# TASK REQUIREMENTS
Write out the listing below exactly, and omit any images you find in it.

#### THE DATA ####

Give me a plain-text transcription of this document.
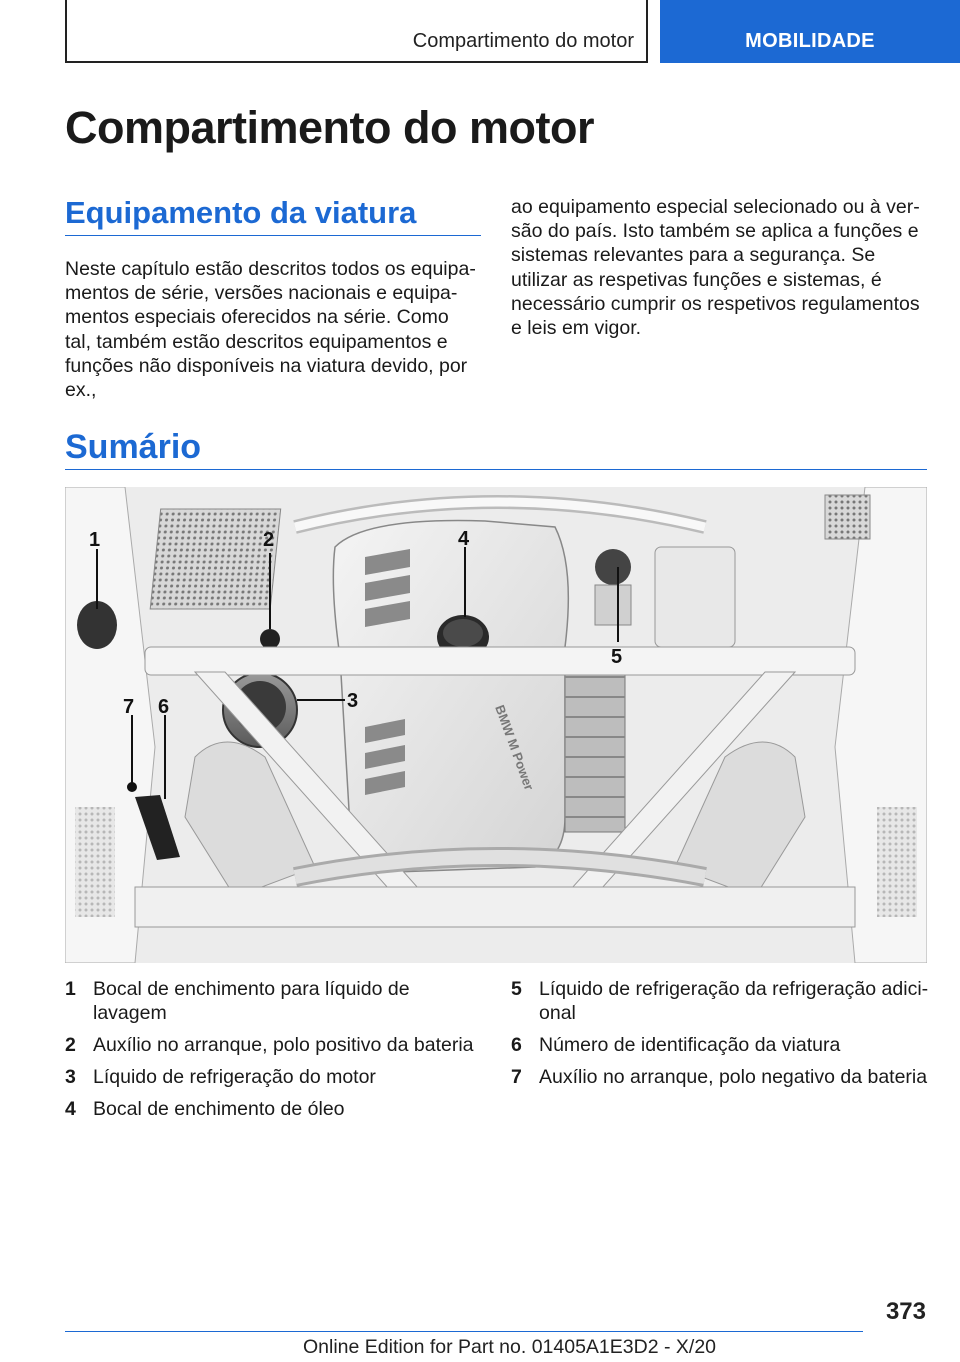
Compartimento do motor	MOBILIDADE
Compartimento do motor
Equipamento da viatura

Neste capítulo estão descritos todos os equipamentos de série, versões nacionais e equipamentos especiais oferecidos na série. Como tal, também estão descritos equipamentos e funções não disponíveis na viatura devido, por ex.,

ao equipamento especial selecionado ou à versão do país. Isto também se aplica a funções e sistemas relevantes para a segurança. Se utilizar as respetivas funções e sistemas, é necessário cumprir os respetivos regulamentos e leis em vigor.

Sumário
BMW M Power
1	2	4
5
3
6
7
1 Bocal de enchimento para líquido de lavagem
2 Auxílio no arranque, polo positivo da bateria
3 Líquido de refrigeração do motor
4 Bocal de enchimento de óleo
5 Líquido de refrigeração da refrigeração adicional
6 Número de identificação da viatura
7 Auxílio no arranque, polo negativo da bateria
373
Online Edition for Part no. 01405A1E3D2 - X/20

####

# EXERCISE SOLUTION
Give me a plain-text transcription of this document.
Compartimento do motor	MOBILIDADE
Compartimento do motor
Equipamento da viatura

Neste capítulo estão descritos todos os equipamentos de série, versões nacionais e equipamentos especiais oferecidos na série. Como tal, também estão descritos equipamentos e funções não disponíveis na viatura devido, por ex.,

ao equipamento especial selecionado ou à versão do país. Isto também se aplica a funções e sistemas relevantes para a segurança. Se utilizar as respetivas funções e sistemas, é necessário cumprir os respetivos regulamentos e leis em vigor.

Sumário
BMW M Power
1	2	4
5
3
6
7
1 Bocal de enchimento para líquido de lavagem
2 Auxílio no arranque, polo positivo da bateria
3 Líquido de refrigeração do motor
4 Bocal de enchimento de óleo
5 Líquido de refrigeração da refrigeração adicional
6 Número de identificação da viatura
7 Auxílio no arranque, polo negativo da bateria
373
Online Edition for Part no. 01405A1E3D2 - X/20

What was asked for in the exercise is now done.